* **DO THIS**
Leave out the pictures and repeat the data exactly.

━━━━━━━━━━━━━━━━━━━━

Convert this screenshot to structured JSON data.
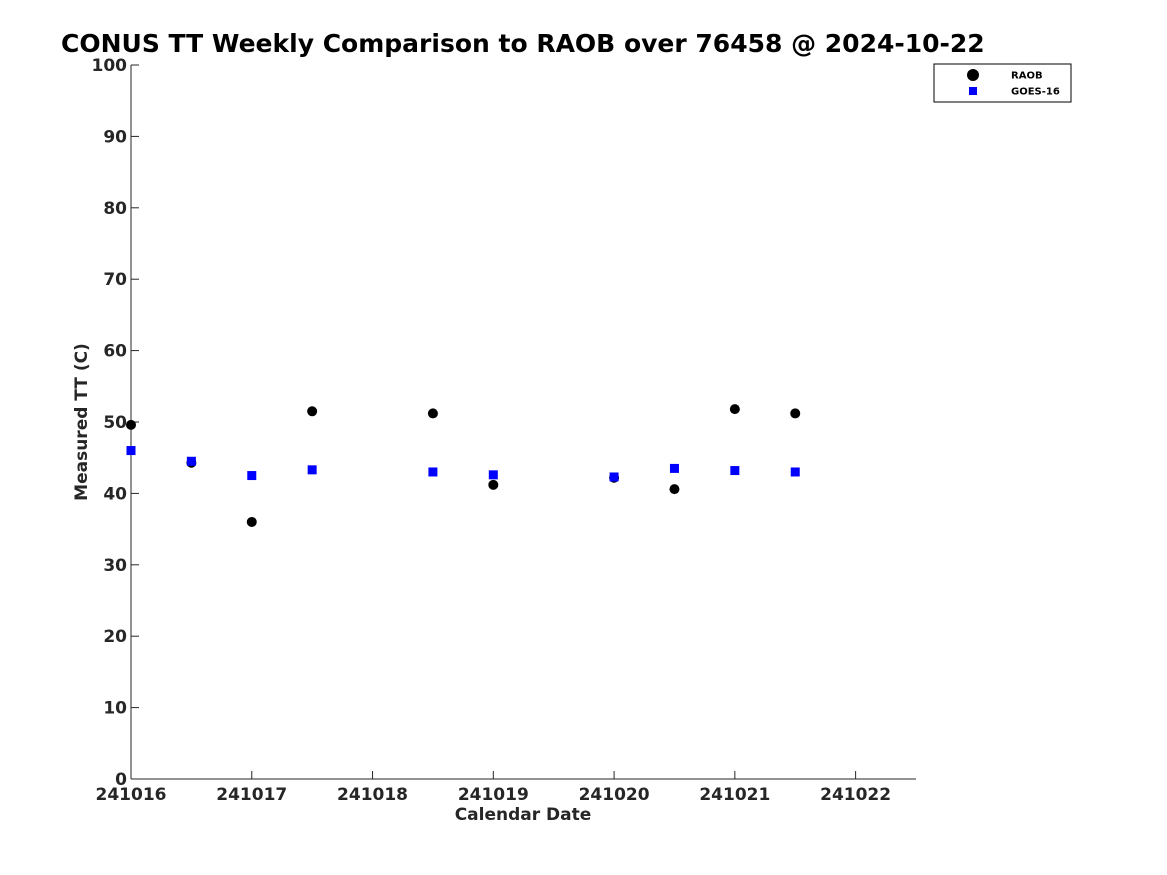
{
  "chart_data": {
    "type": "scatter",
    "title": "CONUS TT Weekly Comparison to RAOB over 76458 @ 2024-10-22",
    "xlabel": "Calendar Date",
    "ylabel": "Measured TT (C)",
    "xlim": [
      "241016",
      "241022.5"
    ],
    "ylim": [
      0,
      100
    ],
    "x_ticks": [
      "241016",
      "241017",
      "241018",
      "241019",
      "241020",
      "241021",
      "241022"
    ],
    "y_ticks": [
      "0",
      "10",
      "20",
      "30",
      "40",
      "50",
      "60",
      "70",
      "80",
      "90",
      "100"
    ],
    "grid": false,
    "legend_position": "top-right",
    "series": [
      {
        "name": "RAOB",
        "marker": "circle",
        "color": "#000000",
        "points": [
          {
            "x": "241016 00Z",
            "y": 49.6
          },
          {
            "x": "241016 12Z",
            "y": 44.3
          },
          {
            "x": "241017 00Z",
            "y": 36.0
          },
          {
            "x": "241017 12Z",
            "y": 51.5
          },
          {
            "x": "241018 12Z",
            "y": 51.2
          },
          {
            "x": "241019 00Z",
            "y": 41.2
          },
          {
            "x": "241020 00Z",
            "y": 42.2
          },
          {
            "x": "241020 12Z",
            "y": 40.6
          },
          {
            "x": "241021 00Z",
            "y": 51.8
          },
          {
            "x": "241021 12Z",
            "y": 51.2
          }
        ]
      },
      {
        "name": "GOES-16",
        "marker": "square",
        "color": "#0000ff",
        "points": [
          {
            "x": "241016 00Z",
            "y": 46.0
          },
          {
            "x": "241016 12Z",
            "y": 44.5
          },
          {
            "x": "241017 00Z",
            "y": 42.5
          },
          {
            "x": "241017 12Z",
            "y": 43.3
          },
          {
            "x": "241018 12Z",
            "y": 43.0
          },
          {
            "x": "241019 00Z",
            "y": 42.6
          },
          {
            "x": "241020 00Z",
            "y": 42.3
          },
          {
            "x": "241020 12Z",
            "y": 43.5
          },
          {
            "x": "241021 00Z",
            "y": 43.2
          },
          {
            "x": "241021 12Z",
            "y": 43.0
          }
        ]
      }
    ]
  }
}
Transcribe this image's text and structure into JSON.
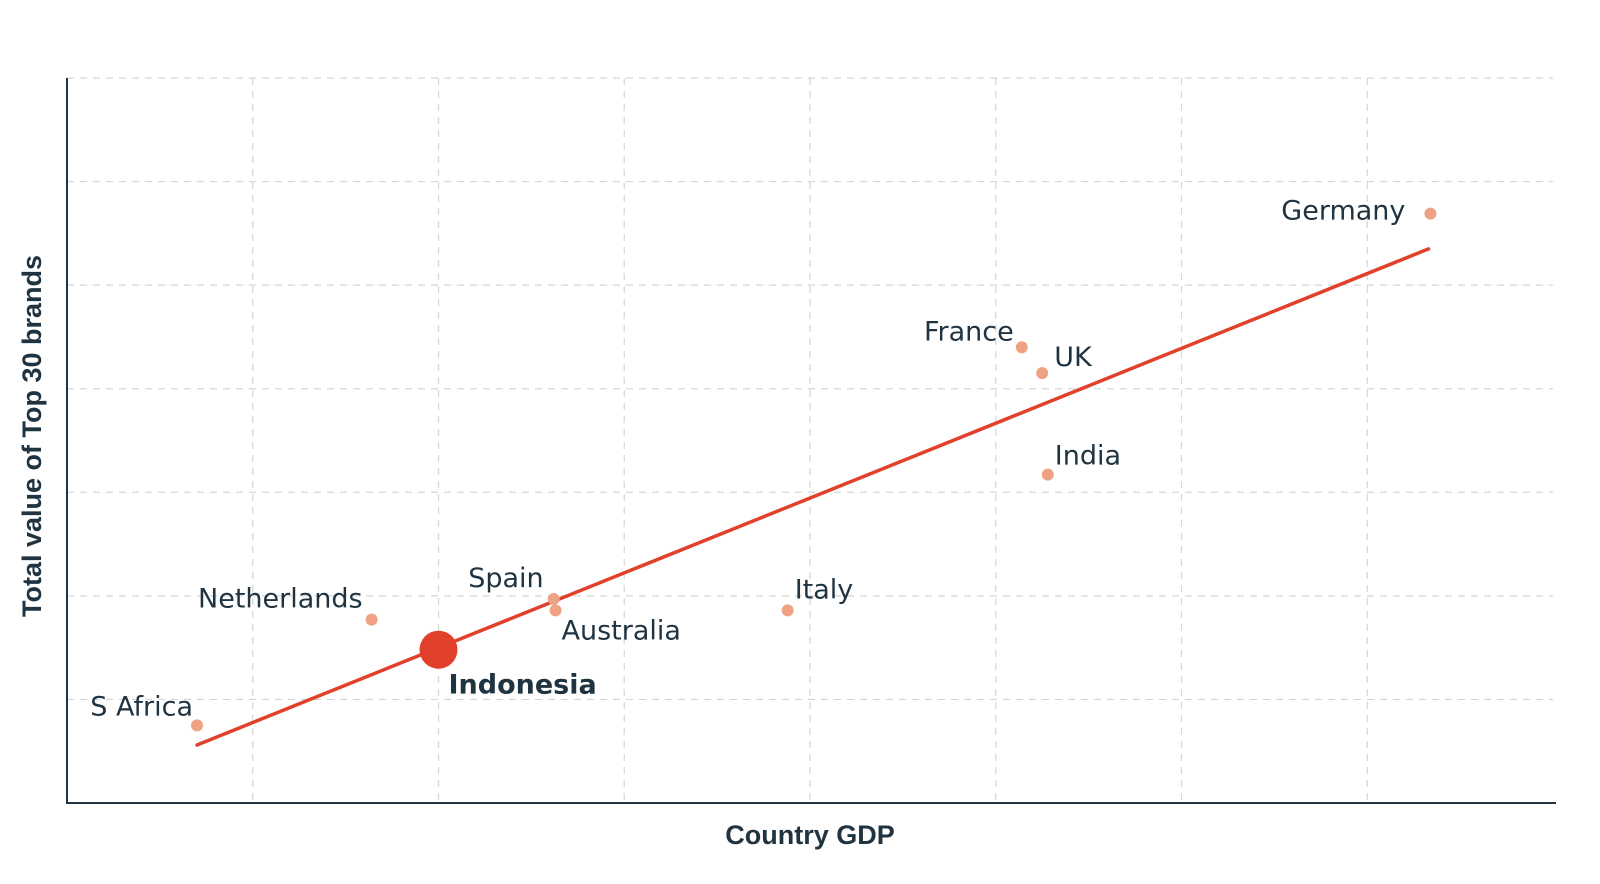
{
  "chart_data": {
    "type": "scatter",
    "title": "",
    "xlabel": "Country GDP",
    "ylabel": "Total value of Top 30 brands",
    "xlim": [
      0,
      8
    ],
    "ylim": [
      0,
      7
    ],
    "grid": true,
    "x_gridlines": [
      1,
      2,
      3,
      4,
      5,
      6,
      7
    ],
    "y_gridlines": [
      1,
      2,
      3,
      4,
      5,
      6,
      7
    ],
    "colors": {
      "point": "#eea283",
      "highlight": "#e1402b",
      "trend": "#e1402b",
      "text": "#1f3340",
      "grid": "#d6d6d6"
    },
    "points": [
      {
        "label": "S Africa",
        "x": 0.7,
        "y": 0.75
      },
      {
        "label": "Netherlands",
        "x": 1.64,
        "y": 1.77
      },
      {
        "label": "Indonesia",
        "x": 2.0,
        "y": 1.48,
        "highlight": true
      },
      {
        "label": "Spain",
        "x": 2.62,
        "y": 1.97
      },
      {
        "label": "Australia",
        "x": 2.63,
        "y": 1.86
      },
      {
        "label": "Italy",
        "x": 3.88,
        "y": 1.86
      },
      {
        "label": "France",
        "x": 5.14,
        "y": 4.4
      },
      {
        "label": "UK",
        "x": 5.25,
        "y": 4.15
      },
      {
        "label": "India",
        "x": 5.28,
        "y": 3.17
      },
      {
        "label": "Germany",
        "x": 7.34,
        "y": 5.69
      }
    ],
    "trendline": {
      "x": [
        0.7,
        7.33
      ],
      "y": [
        0.56,
        5.35
      ]
    }
  }
}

━━━━━━━━━━━━━━━━━━━━

* **ANSWER IN FULL**
Convert this screenshot to structured JSON data.
{
  "chart_data": {
    "type": "scatter",
    "title": "CONUS TT Weekly Comparison to RAOB over 76458 @ 2024-10-22",
    "xlabel": "Calendar Date",
    "ylabel": "Measured TT (C)",
    "xlim": [
      "241016",
      "241022.5"
    ],
    "ylim": [
      0,
      100
    ],
    "x_ticks": [
      "241016",
      "241017",
      "241018",
      "241019",
      "241020",
      "241021",
      "241022"
    ],
    "y_ticks": [
      "0",
      "10",
      "20",
      "30",
      "40",
      "50",
      "60",
      "70",
      "80",
      "90",
      "100"
    ],
    "grid": false,
    "legend_position": "top-right",
    "series": [
      {
        "name": "RAOB",
        "marker": "circle",
        "color": "#000000",
        "points": [
          {
            "x": "241016 00Z",
            "y": 49.6
          },
          {
            "x": "241016 12Z",
            "y": 44.3
          },
          {
            "x": "241017 00Z",
            "y": 36.0
          },
          {
            "x": "241017 12Z",
            "y": 51.5
          },
          {
            "x": "241018 12Z",
            "y": 51.2
          },
          {
            "x": "241019 00Z",
            "y": 41.2
          },
          {
            "x": "241020 00Z",
            "y": 42.2
          },
          {
            "x": "241020 12Z",
            "y": 40.6
          },
          {
            "x": "241021 00Z",
            "y": 51.8
          },
          {
            "x": "241021 12Z",
            "y": 51.2
          }
        ]
      },
      {
        "name": "GOES-16",
        "marker": "square",
        "color": "#0000ff",
        "points": [
          {
            "x": "241016 00Z",
            "y": 46.0
          },
          {
            "x": "241016 12Z",
            "y": 44.5
          },
          {
            "x": "241017 00Z",
            "y": 42.5
          },
          {
            "x": "241017 12Z",
            "y": 43.3
          },
          {
            "x": "241018 12Z",
            "y": 43.0
          },
          {
            "x": "241019 00Z",
            "y": 42.6
          },
          {
            "x": "241020 00Z",
            "y": 42.3
          },
          {
            "x": "241020 12Z",
            "y": 43.5
          },
          {
            "x": "241021 00Z",
            "y": 43.2
          },
          {
            "x": "241021 12Z",
            "y": 43.0
          }
        ]
      }
    ]
  }
}
Transcribe this image's text and structure into JSON.
{
  "chart_data": {
    "type": "scatter",
    "title": "",
    "xlabel": "Country GDP",
    "ylabel": "Total value of Top 30 brands",
    "xlim": [
      0,
      8
    ],
    "ylim": [
      0,
      7
    ],
    "grid": true,
    "x_gridlines": [
      1,
      2,
      3,
      4,
      5,
      6,
      7
    ],
    "y_gridlines": [
      1,
      2,
      3,
      4,
      5,
      6,
      7
    ],
    "colors": {
      "point": "#eea283",
      "highlight": "#e1402b",
      "trend": "#e1402b",
      "text": "#1f3340",
      "grid": "#d6d6d6"
    },
    "points": [
      {
        "label": "S Africa",
        "x": 0.7,
        "y": 0.75
      },
      {
        "label": "Netherlands",
        "x": 1.64,
        "y": 1.77
      },
      {
        "label": "Indonesia",
        "x": 2.0,
        "y": 1.48,
        "highlight": true
      },
      {
        "label": "Spain",
        "x": 2.62,
        "y": 1.97
      },
      {
        "label": "Australia",
        "x": 2.63,
        "y": 1.86
      },
      {
        "label": "Italy",
        "x": 3.88,
        "y": 1.86
      },
      {
        "label": "France",
        "x": 5.14,
        "y": 4.4
      },
      {
        "label": "UK",
        "x": 5.25,
        "y": 4.15
      },
      {
        "label": "India",
        "x": 5.28,
        "y": 3.17
      },
      {
        "label": "Germany",
        "x": 7.34,
        "y": 5.69
      }
    ],
    "trendline": {
      "x": [
        0.7,
        7.33
      ],
      "y": [
        0.56,
        5.35
      ]
    }
  }
}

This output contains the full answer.